Таким образом, познавательное отражение — в особенности в его высших, развитых формах — ничего общего не имеет с зеркальным, буквальным повторением объекта в субъективной форме. Возникновение познавательного образа — всегда творчество. И это важнейшее условие отражения как познания.

По ходу изложения гносеологических проблем мы неоднократно использовали понятия «идеальный образ», «идеальное отражение», не поясняя, что означает само понятие идеальности. Интуитивно, конечно, ясно, что такое идеальное: это то, что не материально, то, в какой форме существует сознание и познание. Однако идеальность, будучи важнейшей, сущностной характеристикой познания, нуждается в более детальной и содержательной расшифровке. В ином случае представление о процессе и результате познания будет не только не полным, но даже ущербным.

Идеальная природа познания. Основная интрига в изложении проблемы будет заключаться вот в чем. Отражение реальности в образной форме свойственно и животным. Но являются ли эти образы идеальными по своему характеру? Очевидно, нет, поскольку идеальность — характеристика только человеческого сознания и познания. Тогда каковы же по своей природе эти образы? Материальны? Но такое предположение нелепо: образы предметов, возникающие в мозгу животного, разумеется, не есть сами предметы, а их отражение. А в то же время каждый, кто хотя бы даже в самой небольшой степени знаком с философской проблематикой, знает, что реальность может быть либо материальной, либо идеальной. И третьего не дано. Но к какой же тогда реальности отнести отражение животными действительности?

Все сказанное далее совсем не носит характер абсолютной, окончательной истины. Это скорее приглашение вместе подумать над трудной,
но и интересной проблемой. Об идеальном уже говорилось в предыдущем разделе данного учебного пособия (см. главу «Проблема сознания в философии»). В целом разделяя позицию автора этого раздела, мы хотим, во-первых, дополнить уже сказанное, во-вторых, высказать соображения
по поводу идеальности познания.

Итак, первая и основная причина идеальности познания коренится
в характере человеческой деятельности. Сущность человека деятельностная, человек становится таковым лишь в процессе деятельности, различных ее форм. При этом характер деятельности человека принципиально отличается от жизнедеятельности животного. На вопрос, в чем заключается это отличие, студенты отвечают обычно так: отличие в сознательном характере человеческой деятельности. Это, конечно, правильно, но непонятно, почему эта деятельность сознательна.

════════════════════

- [ЗАДАНИЕ 1]: Объясните по тексту об идеальной природе познания, почему образы предметов в мозгу животного нельзя считать материальными.
- [ЗАДАНИЕ 2]: Напишите продолжение текста об идеальной природе познания, начав сразу после его последнего предложения.

- [ИСХОДНЫЕ ДАННЫЕ]:
════════════════════

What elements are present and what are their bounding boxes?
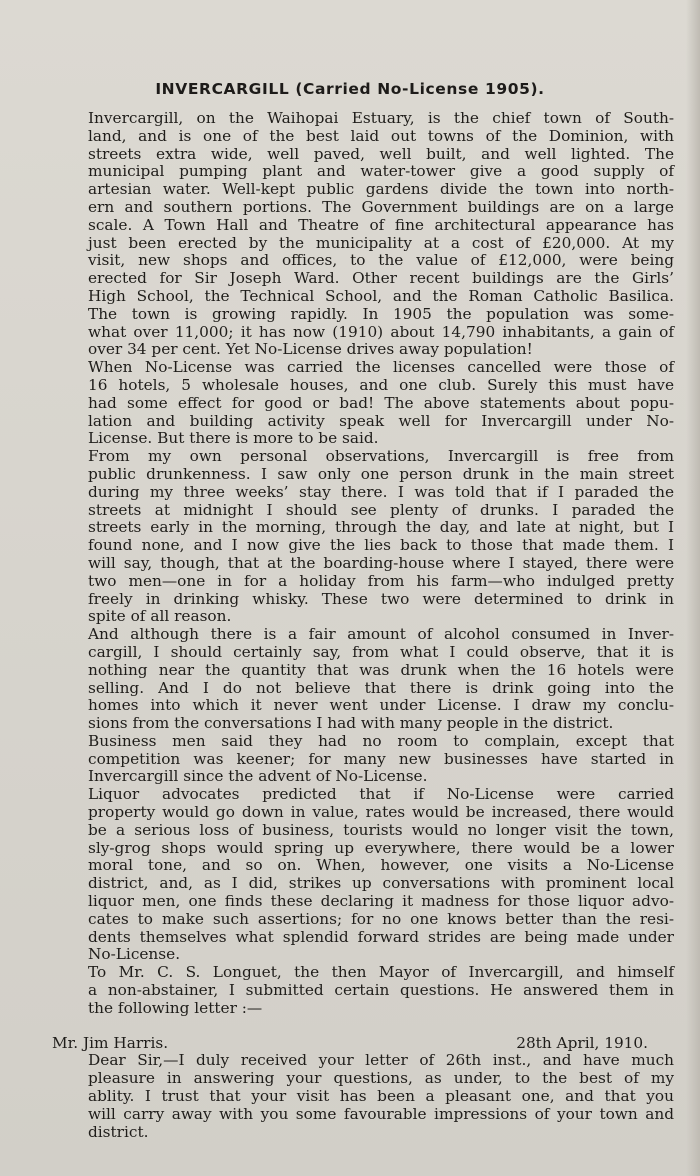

════════════════════

- [ПИСЬМЕННЫЙ ОТВЕТ 1]: Такие образы не являются самими предметами. Они лишь отражение этих предметов, поэтому в тексте предположение об их материальности названо нелепым.

- [ПИСЬМЕННЫЙ ОТВЕТ 2]:
Дело в том, что человек находится в особом отношении
к реальности — адаптивно-адаптирующем, в то время как животное находится в адаптивном отношении к ней. Способ существования животного — приспособиться, адаптироваться к действительности, мобилизовав для этого биологические, физиологические, наследственные данные и возможности. Предок человека — антропоид (получеловек, полуживотное), выведенный биологической эволюцией на высший этап организации, уже
не может существовать подобно животному. Более высокий уровень организации антропоида лишает его возможности приспособления к окружающей среде, как это делают менее организованные животные (например, антропоид не имеет способности к анабиозу, не обладает высокой степенью передвижения, чтобы догнать добычу, не имеет густого волосяного покрова и т. д.). Вместе с тем антропоид обладает и многими преимуществами перед животными: наиболее развитый мозг, конечность, которая при некотором преобразовании может развиться в человеческую руку, жизнь стаей и т. д. В результате этого антропоид получает уникальную возможность: не имея возможности приспособиться к среде, он обретает возможность изменять эту среду, приспособить ее к себе, к своим потребностям. И такая возможность реализуется с помощью его деятельности.

Как уже отмечалось, деятельность по своему характеру отличается
от жизнедеятельности животного. Деятельность в отличие от способа существования животного есть изменение, т. е. производство среды, в которой начинает жить антропоид. При этом деятельность производит не только среду, но и обусловливает переход антропоида в состояние человека, обусловливает процесс антропосоциогенеза — появление человека. Таким образом, адаптивно-адаптирующий характер человеческой деятельности заключается в том, что человек изменяет, адаптирует, приспосабливает
к себе среду обитания, а затем приспосабливается сам к этой изме
ненной среде.

Такой характер деятельности имеет обязательное следствие. Для осуществления адаптивно-адаптирующей деятельности необходимо знание, как и в каком направлении необходимо преобразовать, изменять среду обитания человека. Воздействуя на предметы окружающей среды с помощью искусственных средств, орудий труда, человек раскрывает, обнаруживает, а впоследствии и начинает осознавать свойства и качества этих предметов (например, их структуру, плотность и т. д.). Схемы действия
с предметами отображаются в его сознании в виде схем мышления: практически расчленяя предмет, человек запечатлевает эту операцию в сознании в форме акции анализа. Таким образом, деятельность с реальными предметами обусловливает появление деятельности идеальной — познания, мышления.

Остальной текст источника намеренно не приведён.